◆ **Work to be completed**
Each entry must be reproduced precisely as it stands.

— Start of Excerpted records —

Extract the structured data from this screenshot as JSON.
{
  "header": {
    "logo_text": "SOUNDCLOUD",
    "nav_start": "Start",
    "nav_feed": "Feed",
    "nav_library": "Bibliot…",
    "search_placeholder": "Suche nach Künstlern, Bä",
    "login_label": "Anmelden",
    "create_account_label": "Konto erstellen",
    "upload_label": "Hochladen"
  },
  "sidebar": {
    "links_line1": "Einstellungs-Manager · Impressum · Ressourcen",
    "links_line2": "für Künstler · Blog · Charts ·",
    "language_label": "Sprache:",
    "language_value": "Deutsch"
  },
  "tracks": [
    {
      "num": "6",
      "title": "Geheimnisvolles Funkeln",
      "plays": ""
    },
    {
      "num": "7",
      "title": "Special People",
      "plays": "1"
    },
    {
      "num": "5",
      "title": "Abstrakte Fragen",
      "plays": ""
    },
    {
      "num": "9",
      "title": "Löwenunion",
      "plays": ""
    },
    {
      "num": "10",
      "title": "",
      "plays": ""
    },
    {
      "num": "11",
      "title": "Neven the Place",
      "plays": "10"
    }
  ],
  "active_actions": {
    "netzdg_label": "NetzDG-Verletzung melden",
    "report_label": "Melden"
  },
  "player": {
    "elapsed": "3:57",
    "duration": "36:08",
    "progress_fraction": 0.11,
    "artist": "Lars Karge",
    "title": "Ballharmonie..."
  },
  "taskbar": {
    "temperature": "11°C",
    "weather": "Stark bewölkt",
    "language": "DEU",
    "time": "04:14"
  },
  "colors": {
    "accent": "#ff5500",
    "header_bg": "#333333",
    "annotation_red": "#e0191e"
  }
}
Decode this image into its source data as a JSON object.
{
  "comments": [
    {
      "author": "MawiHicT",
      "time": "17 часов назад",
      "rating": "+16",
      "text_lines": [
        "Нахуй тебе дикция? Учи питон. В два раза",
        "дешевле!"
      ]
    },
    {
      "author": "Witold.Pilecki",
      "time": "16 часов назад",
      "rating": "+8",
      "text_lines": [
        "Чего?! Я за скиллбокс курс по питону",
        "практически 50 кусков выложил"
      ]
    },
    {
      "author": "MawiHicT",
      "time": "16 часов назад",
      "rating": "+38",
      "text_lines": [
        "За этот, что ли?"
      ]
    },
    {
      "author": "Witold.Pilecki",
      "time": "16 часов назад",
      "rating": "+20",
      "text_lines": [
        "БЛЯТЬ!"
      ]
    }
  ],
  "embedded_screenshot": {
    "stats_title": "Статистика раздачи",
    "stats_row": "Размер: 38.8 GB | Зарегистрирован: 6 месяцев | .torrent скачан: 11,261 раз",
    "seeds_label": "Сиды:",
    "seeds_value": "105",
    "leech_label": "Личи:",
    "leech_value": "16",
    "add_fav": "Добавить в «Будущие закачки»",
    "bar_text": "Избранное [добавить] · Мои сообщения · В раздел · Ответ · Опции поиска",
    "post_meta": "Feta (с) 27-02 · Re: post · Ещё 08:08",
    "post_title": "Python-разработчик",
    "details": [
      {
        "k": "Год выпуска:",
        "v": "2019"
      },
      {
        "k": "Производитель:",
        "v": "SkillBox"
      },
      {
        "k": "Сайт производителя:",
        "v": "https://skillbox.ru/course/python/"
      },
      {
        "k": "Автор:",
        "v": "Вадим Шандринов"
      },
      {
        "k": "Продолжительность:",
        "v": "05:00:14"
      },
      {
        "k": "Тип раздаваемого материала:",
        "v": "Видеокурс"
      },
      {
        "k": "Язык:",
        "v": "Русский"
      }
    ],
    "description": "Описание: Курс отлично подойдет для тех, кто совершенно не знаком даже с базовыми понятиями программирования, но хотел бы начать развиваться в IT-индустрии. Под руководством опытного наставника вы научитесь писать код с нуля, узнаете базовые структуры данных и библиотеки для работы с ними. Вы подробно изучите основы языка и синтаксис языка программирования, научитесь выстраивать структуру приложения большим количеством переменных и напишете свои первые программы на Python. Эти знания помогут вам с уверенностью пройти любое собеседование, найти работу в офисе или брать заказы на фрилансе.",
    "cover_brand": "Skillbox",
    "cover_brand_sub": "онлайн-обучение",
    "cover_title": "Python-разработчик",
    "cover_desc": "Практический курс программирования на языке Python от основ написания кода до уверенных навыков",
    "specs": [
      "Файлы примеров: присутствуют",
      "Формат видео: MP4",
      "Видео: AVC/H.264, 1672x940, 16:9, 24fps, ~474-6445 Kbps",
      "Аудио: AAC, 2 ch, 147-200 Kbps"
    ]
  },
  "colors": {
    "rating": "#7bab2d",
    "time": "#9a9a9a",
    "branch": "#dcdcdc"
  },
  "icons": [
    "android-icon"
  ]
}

— End of Excerpted records —

◆ **Result of this task**
Extract the structured data from this screenshot as JSON.
{
  "header": {
    "logo_text": "SOUNDCLOUD",
    "nav_start": "Start",
    "nav_feed": "Feed",
    "nav_library": "Bibliot…",
    "search_placeholder": "Suche nach Künstlern, Bä",
    "login_label": "Anmelden",
    "create_account_label": "Konto erstellen",
    "upload_label": "Hochladen"
  },
  "sidebar": {
    "links_line1": "Einstellungs-Manager · Impressum · Ressourcen",
    "links_line2": "für Künstler · Blog · Charts ·",
    "language_label": "Sprache:",
    "language_value": "Deutsch"
  },
  "tracks": [
    {
      "num": "6",
      "title": "Geheimnisvolles Funkeln",
      "plays": ""
    },
    {
      "num": "7",
      "title": "Special People",
      "plays": "1"
    },
    {
      "num": "5",
      "title": "Abstrakte Fragen",
      "plays": ""
    },
    {
      "num": "9",
      "title": "Löwenunion",
      "plays": ""
    },
    {
      "num": "10",
      "title": "",
      "plays": ""
    },
    {
      "num": "11",
      "title": "Neven the Place",
      "plays": "10"
    }
  ],
  "active_actions": {
    "netzdg_label": "NetzDG-Verletzung melden",
    "report_label": "Melden"
  },
  "player": {
    "elapsed": "3:57",
    "duration": "36:08",
    "progress_fraction": 0.11,
    "artist": "Lars Karge",
    "title": "Ballharmonie..."
  },
  "taskbar": {
    "temperature": "11°C",
    "weather": "Stark bewölkt",
    "language": "DEU",
    "time": "04:14"
  },
  "colors": {
    "accent": "#ff5500",
    "header_bg": "#333333",
    "annotation_red": "#e0191e"
  }
}
Decode this image into its source data as a JSON object.
{
  "comments": [
    {
      "author": "MawiHicT",
      "time": "17 часов назад",
      "rating": "+16",
      "text_lines": [
        "Нахуй тебе дикция? Учи питон. В два раза",
        "дешевле!"
      ]
    },
    {
      "author": "Witold.Pilecki",
      "time": "16 часов назад",
      "rating": "+8",
      "text_lines": [
        "Чего?! Я за скиллбокс курс по питону",
        "практически 50 кусков выложил"
      ]
    },
    {
      "author": "MawiHicT",
      "time": "16 часов назад",
      "rating": "+38",
      "text_lines": [
        "За этот, что ли?"
      ]
    },
    {
      "author": "Witold.Pilecki",
      "time": "16 часов назад",
      "rating": "+20",
      "text_lines": [
        "БЛЯТЬ!"
      ]
    }
  ],
  "embedded_screenshot": {
    "stats_title": "Статистика раздачи",
    "stats_row": "Размер: 38.8 GB | Зарегистрирован: 6 месяцев | .torrent скачан: 11,261 раз",
    "seeds_label": "Сиды:",
    "seeds_value": "105",
    "leech_label": "Личи:",
    "leech_value": "16",
    "add_fav": "Добавить в «Будущие закачки»",
    "bar_text": "Избранное [добавить] · Мои сообщения · В раздел · Ответ · Опции поиска",
    "post_meta": "Feta (с) 27-02 · Re: post · Ещё 08:08",
    "post_title": "Python-разработчик",
    "details": [
      {
        "k": "Год выпуска:",
        "v": "2019"
      },
      {
        "k": "Производитель:",
        "v": "SkillBox"
      },
      {
        "k": "Сайт производителя:",
        "v": "https://skillbox.ru/course/python/"
      },
      {
        "k": "Автор:",
        "v": "Вадим Шандринов"
      },
      {
        "k": "Продолжительность:",
        "v": "05:00:14"
      },
      {
        "k": "Тип раздаваемого материала:",
        "v": "Видеокурс"
      },
      {
        "k": "Язык:",
        "v": "Русский"
      }
    ],
    "description": "Описание: Курс отлично подойдет для тех, кто совершенно не знаком даже с базовыми понятиями программирования, но хотел бы начать развиваться в IT-индустрии. Под руководством опытного наставника вы научитесь писать код с нуля, узнаете базовые структуры данных и библиотеки для работы с ними. Вы подробно изучите основы языка и синтаксис языка программирования, научитесь выстраивать структуру приложения большим количеством переменных и напишете свои первые программы на Python. Эти знания помогут вам с уверенностью пройти любое собеседование, найти работу в офисе или брать заказы на фрилансе.",
    "cover_brand": "Skillbox",
    "cover_brand_sub": "онлайн-обучение",
    "cover_title": "Python-разработчик",
    "cover_desc": "Практический курс программирования на языке Python от основ написания кода до уверенных навыков",
    "specs": [
      "Файлы примеров: присутствуют",
      "Формат видео: MP4",
      "Видео: AVC/H.264, 1672x940, 16:9, 24fps, ~474-6445 Kbps",
      "Аудио: AAC, 2 ch, 147-200 Kbps"
    ]
  },
  "colors": {
    "rating": "#7bab2d",
    "time": "#9a9a9a",
    "branch": "#dcdcdc"
  },
  "icons": [
    "android-icon"
  ]
}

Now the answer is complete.